Text provided:
US Gov can search your hard drive for no reason.

It always baffles me when people are so quick to defend these kinds of intrusions.

Reminds me of how many people were just as quick to defend a government's intrusion on someone's child-bearing.
 
That's actually a really poor analogy.
 
If people support this, I'm sure they won't mind being stopped at random in the street for full body cavity searches. I mean, if they're not hiding anything, what's the problem? :crazyeye:
well doing so at random in the street would be something wholly different from doing it upon entering the country, no?

I'm usually really quick to defend my right to privacy, but I really can't see the big deal here. They can search your bags too, so why not what's in those bags?

If the randomly searched my HD in the streets or at my home this would be a different story altogether.
 
I disagree with your 'no reason' assessment. Customs tends not to go into detail unless they feel you're concealing something.

I've never had customs open my bags. I've never given them reason too.
 
US Gov can search your hard drive for no reason.
*encrypts*
Not any more. :p

I'll have to consider how comparable this is to customs being allowed to search your luggage.
 
*encrypts*
Not any more. :p

I'll have to consider how comparable this is to customs being allowed to search your luggage.

Customs can break locks to get into your luggage.

If they run across files they cannot access, they're going to ask you to make them accessible.

hmmm, what then? If you said no, would they have any legal standing to seize your laptop and have it sent somewhere?

Study material:

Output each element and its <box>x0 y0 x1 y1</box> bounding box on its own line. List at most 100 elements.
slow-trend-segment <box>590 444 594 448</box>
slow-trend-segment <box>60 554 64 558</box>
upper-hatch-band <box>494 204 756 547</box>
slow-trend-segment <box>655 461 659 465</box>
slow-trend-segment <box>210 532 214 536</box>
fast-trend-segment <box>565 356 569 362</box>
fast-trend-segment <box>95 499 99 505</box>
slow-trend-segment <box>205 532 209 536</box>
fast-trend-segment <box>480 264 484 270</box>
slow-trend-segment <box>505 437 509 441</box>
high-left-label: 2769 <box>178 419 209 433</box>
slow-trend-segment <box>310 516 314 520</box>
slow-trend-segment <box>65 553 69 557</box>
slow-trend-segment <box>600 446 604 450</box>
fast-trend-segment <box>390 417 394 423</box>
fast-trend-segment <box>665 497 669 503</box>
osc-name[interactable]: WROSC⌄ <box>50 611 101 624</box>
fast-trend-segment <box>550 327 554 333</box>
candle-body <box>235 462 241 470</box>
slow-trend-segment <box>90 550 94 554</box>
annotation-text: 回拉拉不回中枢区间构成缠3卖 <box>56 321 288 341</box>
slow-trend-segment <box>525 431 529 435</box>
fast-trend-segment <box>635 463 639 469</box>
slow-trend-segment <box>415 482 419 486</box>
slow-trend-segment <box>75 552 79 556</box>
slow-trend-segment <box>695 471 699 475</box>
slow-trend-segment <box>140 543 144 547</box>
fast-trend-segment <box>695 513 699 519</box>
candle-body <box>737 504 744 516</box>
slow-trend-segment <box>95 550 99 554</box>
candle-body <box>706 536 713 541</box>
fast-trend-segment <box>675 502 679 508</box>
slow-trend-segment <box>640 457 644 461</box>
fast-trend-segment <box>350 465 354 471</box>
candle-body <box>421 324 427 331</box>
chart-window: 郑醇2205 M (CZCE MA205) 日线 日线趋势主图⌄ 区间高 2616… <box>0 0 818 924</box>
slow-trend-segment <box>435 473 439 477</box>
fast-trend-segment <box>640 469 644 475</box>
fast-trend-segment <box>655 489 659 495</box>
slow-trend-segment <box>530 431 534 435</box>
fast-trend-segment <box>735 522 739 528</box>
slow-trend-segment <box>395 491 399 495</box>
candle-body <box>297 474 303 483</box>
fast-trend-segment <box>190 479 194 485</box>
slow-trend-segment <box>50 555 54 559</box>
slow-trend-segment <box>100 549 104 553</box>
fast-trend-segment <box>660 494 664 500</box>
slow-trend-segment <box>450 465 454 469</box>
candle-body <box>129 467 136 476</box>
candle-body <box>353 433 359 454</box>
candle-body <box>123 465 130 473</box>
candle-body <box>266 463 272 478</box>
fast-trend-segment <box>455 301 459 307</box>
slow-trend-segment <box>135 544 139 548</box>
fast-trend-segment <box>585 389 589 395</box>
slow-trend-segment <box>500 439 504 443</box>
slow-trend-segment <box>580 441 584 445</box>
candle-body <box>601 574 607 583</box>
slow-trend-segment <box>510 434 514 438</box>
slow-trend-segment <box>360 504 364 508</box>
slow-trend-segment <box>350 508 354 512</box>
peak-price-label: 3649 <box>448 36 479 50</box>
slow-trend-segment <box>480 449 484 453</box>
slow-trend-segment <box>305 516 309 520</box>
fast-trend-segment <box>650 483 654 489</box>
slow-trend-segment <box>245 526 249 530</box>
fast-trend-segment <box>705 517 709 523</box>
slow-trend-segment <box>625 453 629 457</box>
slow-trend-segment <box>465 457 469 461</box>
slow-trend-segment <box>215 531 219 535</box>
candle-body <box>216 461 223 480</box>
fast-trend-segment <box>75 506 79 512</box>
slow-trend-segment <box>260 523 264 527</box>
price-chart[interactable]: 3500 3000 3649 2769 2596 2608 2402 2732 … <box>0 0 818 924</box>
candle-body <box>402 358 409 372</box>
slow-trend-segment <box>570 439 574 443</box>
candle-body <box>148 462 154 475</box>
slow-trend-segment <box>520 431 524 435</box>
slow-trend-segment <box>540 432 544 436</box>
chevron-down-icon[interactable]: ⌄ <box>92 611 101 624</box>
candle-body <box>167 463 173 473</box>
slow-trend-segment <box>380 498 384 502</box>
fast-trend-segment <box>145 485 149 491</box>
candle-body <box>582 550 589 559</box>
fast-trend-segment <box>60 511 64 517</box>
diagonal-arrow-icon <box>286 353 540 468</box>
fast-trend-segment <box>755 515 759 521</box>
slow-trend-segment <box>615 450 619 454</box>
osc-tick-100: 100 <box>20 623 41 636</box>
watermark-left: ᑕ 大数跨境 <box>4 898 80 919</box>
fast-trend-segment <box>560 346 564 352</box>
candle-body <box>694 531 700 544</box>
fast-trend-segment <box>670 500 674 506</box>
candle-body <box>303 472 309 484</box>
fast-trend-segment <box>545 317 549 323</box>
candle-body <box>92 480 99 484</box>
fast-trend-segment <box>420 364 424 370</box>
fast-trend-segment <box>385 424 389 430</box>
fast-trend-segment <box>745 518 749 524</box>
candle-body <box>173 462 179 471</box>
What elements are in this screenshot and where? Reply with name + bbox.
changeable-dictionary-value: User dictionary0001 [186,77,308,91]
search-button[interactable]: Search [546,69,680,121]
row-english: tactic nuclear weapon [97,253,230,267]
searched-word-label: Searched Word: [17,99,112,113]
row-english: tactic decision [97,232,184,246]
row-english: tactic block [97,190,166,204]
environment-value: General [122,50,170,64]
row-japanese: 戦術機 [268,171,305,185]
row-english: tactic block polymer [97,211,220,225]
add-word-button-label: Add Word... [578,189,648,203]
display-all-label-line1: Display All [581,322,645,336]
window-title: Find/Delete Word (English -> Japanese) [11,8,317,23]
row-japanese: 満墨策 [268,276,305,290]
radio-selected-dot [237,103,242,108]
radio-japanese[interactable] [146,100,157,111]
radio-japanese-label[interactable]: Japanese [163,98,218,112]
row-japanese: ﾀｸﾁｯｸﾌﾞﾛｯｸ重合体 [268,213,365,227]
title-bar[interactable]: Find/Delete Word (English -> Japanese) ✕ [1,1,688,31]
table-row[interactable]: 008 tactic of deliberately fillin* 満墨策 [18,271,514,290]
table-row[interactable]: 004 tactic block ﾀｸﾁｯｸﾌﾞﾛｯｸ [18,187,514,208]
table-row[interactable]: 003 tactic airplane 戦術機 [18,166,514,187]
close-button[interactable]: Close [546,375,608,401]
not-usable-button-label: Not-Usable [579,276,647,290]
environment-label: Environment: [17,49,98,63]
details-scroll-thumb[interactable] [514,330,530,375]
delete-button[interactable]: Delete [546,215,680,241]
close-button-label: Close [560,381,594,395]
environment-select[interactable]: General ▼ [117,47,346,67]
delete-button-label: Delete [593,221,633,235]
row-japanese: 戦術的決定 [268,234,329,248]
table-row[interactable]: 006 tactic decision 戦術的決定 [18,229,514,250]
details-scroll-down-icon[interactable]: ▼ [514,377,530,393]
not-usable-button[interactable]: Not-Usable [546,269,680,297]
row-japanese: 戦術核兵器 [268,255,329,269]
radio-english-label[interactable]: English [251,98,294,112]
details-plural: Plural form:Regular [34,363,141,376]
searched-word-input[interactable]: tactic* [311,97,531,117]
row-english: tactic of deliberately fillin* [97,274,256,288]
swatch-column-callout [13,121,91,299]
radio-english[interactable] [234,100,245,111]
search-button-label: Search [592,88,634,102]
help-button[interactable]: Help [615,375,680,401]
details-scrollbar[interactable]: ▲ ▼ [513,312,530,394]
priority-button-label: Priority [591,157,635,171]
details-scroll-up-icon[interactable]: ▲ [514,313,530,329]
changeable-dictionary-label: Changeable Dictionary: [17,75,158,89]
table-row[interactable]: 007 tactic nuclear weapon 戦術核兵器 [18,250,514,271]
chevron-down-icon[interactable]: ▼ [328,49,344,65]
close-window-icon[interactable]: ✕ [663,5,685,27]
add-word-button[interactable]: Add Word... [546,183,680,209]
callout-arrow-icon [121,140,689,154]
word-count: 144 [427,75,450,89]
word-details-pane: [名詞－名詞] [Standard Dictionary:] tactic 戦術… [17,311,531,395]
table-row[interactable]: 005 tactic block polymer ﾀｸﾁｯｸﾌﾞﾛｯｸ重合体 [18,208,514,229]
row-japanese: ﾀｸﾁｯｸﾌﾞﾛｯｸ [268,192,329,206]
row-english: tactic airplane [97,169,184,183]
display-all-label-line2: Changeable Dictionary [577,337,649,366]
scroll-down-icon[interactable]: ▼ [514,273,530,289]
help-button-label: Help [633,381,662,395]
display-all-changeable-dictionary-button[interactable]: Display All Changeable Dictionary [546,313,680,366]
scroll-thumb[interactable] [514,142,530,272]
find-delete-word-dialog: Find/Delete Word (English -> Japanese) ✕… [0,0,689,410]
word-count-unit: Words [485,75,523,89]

What to do:
Please decide whether each statement agrees with the forum thread on hard drive searches, giving yes or no and quoting the words from the thread that settle it.
1. A poster states that customs can break locks to get into luggage.
2. A poster reports having had bags opened by customs.
3. A poster treats a search at random in the street as no different from a search on entering the country.

Finished exercise:
1. Yes: "Customs can break locks to get into your luggage."
2. No: "I've never had customs open my bags."
3. No: "doing so at random in the street would be something wholly different from doing it upon entering the country"